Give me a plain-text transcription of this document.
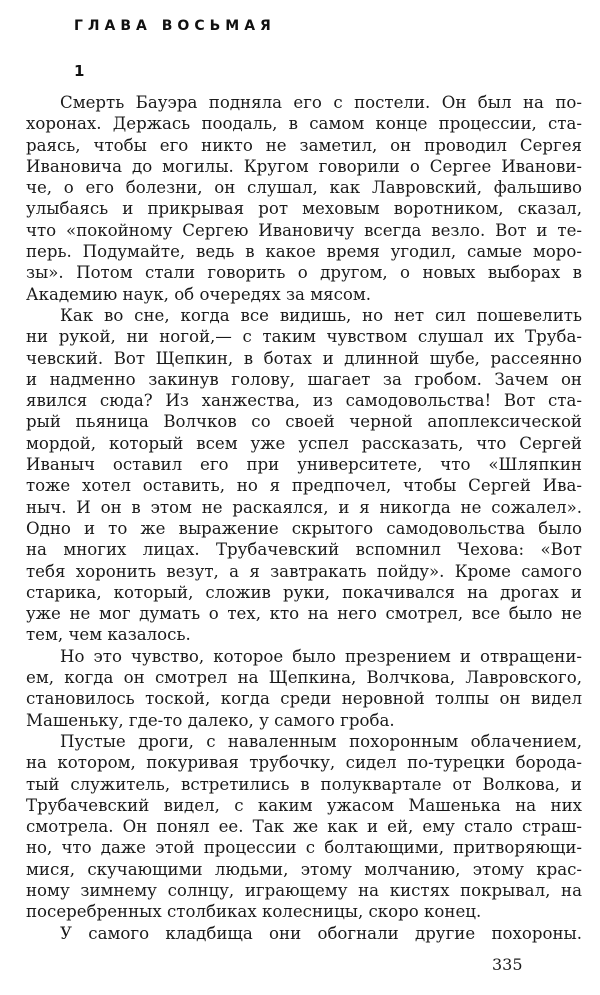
ГЛАВА ВОСЬМАЯ
1
Смерть Бауэра подняла его с постели. Он был на по-
хоронах. Держась поодаль, в самом конце процессии, ста-
раясь, чтобы его никто не заметил, он проводил Сергея
Ивановича до могилы. Кругом говорили о Сергее Иванови-
че, о его болезни, он слушал, как Лавровский, фальшиво
улыбаясь и прикрывая рот меховым воротником, сказал,
что «покойному Сергею Ивановичу всегда везло. Вот и те-
перь. Подумайте, ведь в какое время угодил, самые моро-
зы». Потом стали говорить о другом, о новых выборах в
Академию наук, об очередях за мясом.
Как во сне, когда все видишь, но нет сил пошевелить
ни рукой, ни ногой,— с таким чувством слушал их Труба-
чевский. Вот Щепкин, в ботах и длинной шубе, рассеянно
и надменно закинув голову, шагает за гробом. Зачем он
явился сюда? Из ханжества, из самодовольства! Вот ста-
рый пьяница Волчков со своей черной апоплексической
мордой, который всем уже успел рассказать, что Сергей
Иваныч оставил его при университете, что «Шляпкин
тоже хотел оставить, но я предпочел, чтобы Сергей Ива-
ныч. И он в этом не раскаялся, и я никогда не сожалел».
Одно и то же выражение скрытого самодовольства было
на многих лицах. Трубачевский вспомнил Чехова: «Вот
тебя хоронить везут, а я завтракать пойду». Кроме самого
старика, который, сложив руки, покачивался на дрогах и
уже не мог думать о тех, кто на него смотрел, все было не
тем, чем казалось.
Но это чувство, которое было презрением и отвращени-
ем, когда он смотрел на Щепкина, Волчкова, Лавровского,
становилось тоской, когда среди неровной толпы он видел
Машеньку, где-то далеко, у самого гроба.
Пустые дроги, с наваленным похоронным облачением,
на котором, покуривая трубочку, сидел по-турецки борода-
тый служитель, встретились в полуквартале от Волкова, и
Трубачевский видел, с каким ужасом Машенька на них
смотрела. Он понял ее. Так же как и ей, ему стало страш-
но, что даже этой процессии с болтающими, притворяющи-
мися, скучающими людьми, этому молчанию, этому крас-
ному зимнему солнцу, играющему на кистях покрывал, на
посеребренных столбиках колесницы, скоро конец.
У самого кладбища они обогнали другие похороны.
335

────────────────

_Written instruction_
Transcribe the full listing above exactly as it stands, minus the pictures.

_Reply to the exercise_
Give me a plain-text transcription of this document.
ГЛАВА ВОСЬМАЯ
1
Смерть Бауэра подняла его с постели. Он был на по-
хоронах. Держась поодаль, в самом конце процессии, ста-
раясь, чтобы его никто не заметил, он проводил Сергея
Ивановича до могилы. Кругом говорили о Сергее Иванови-
че, о его болезни, он слушал, как Лавровский, фальшиво
улыбаясь и прикрывая рот меховым воротником, сказал,
что «покойному Сергею Ивановичу всегда везло. Вот и те-
перь. Подумайте, ведь в какое время угодил, самые моро-
зы». Потом стали говорить о другом, о новых выборах в
Академию наук, об очередях за мясом.
Как во сне, когда все видишь, но нет сил пошевелить
ни рукой, ни ногой,— с таким чувством слушал их Труба-
чевский. Вот Щепкин, в ботах и длинной шубе, рассеянно
и надменно закинув голову, шагает за гробом. Зачем он
явился сюда? Из ханжества, из самодовольства! Вот ста-
рый пьяница Волчков со своей черной апоплексической
мордой, который всем уже успел рассказать, что Сергей
Иваныч оставил его при университете, что «Шляпкин
тоже хотел оставить, но я предпочел, чтобы Сергей Ива-
ныч. И он в этом не раскаялся, и я никогда не сожалел».
Одно и то же выражение скрытого самодовольства было
на многих лицах. Трубачевский вспомнил Чехова: «Вот
тебя хоронить везут, а я завтракать пойду». Кроме самого
старика, который, сложив руки, покачивался на дрогах и
уже не мог думать о тех, кто на него смотрел, все было не
тем, чем казалось.
Но это чувство, которое было презрением и отвращени-
ем, когда он смотрел на Щепкина, Волчкова, Лавровского,
становилось тоской, когда среди неровной толпы он видел
Машеньку, где-то далеко, у самого гроба.
Пустые дроги, с наваленным похоронным облачением,
на котором, покуривая трубочку, сидел по-турецки борода-
тый служитель, встретились в полуквартале от Волкова, и
Трубачевский видел, с каким ужасом Машенька на них
смотрела. Он понял ее. Так же как и ей, ему стало страш-
но, что даже этой процессии с болтающими, притворяющи-
мися, скучающими людьми, этому молчанию, этому крас-
ному зимнему солнцу, играющему на кистях покрывал, на
посеребренных столбиках колесницы, скоро конец.
У самого кладбища они обогнали другие похороны.
335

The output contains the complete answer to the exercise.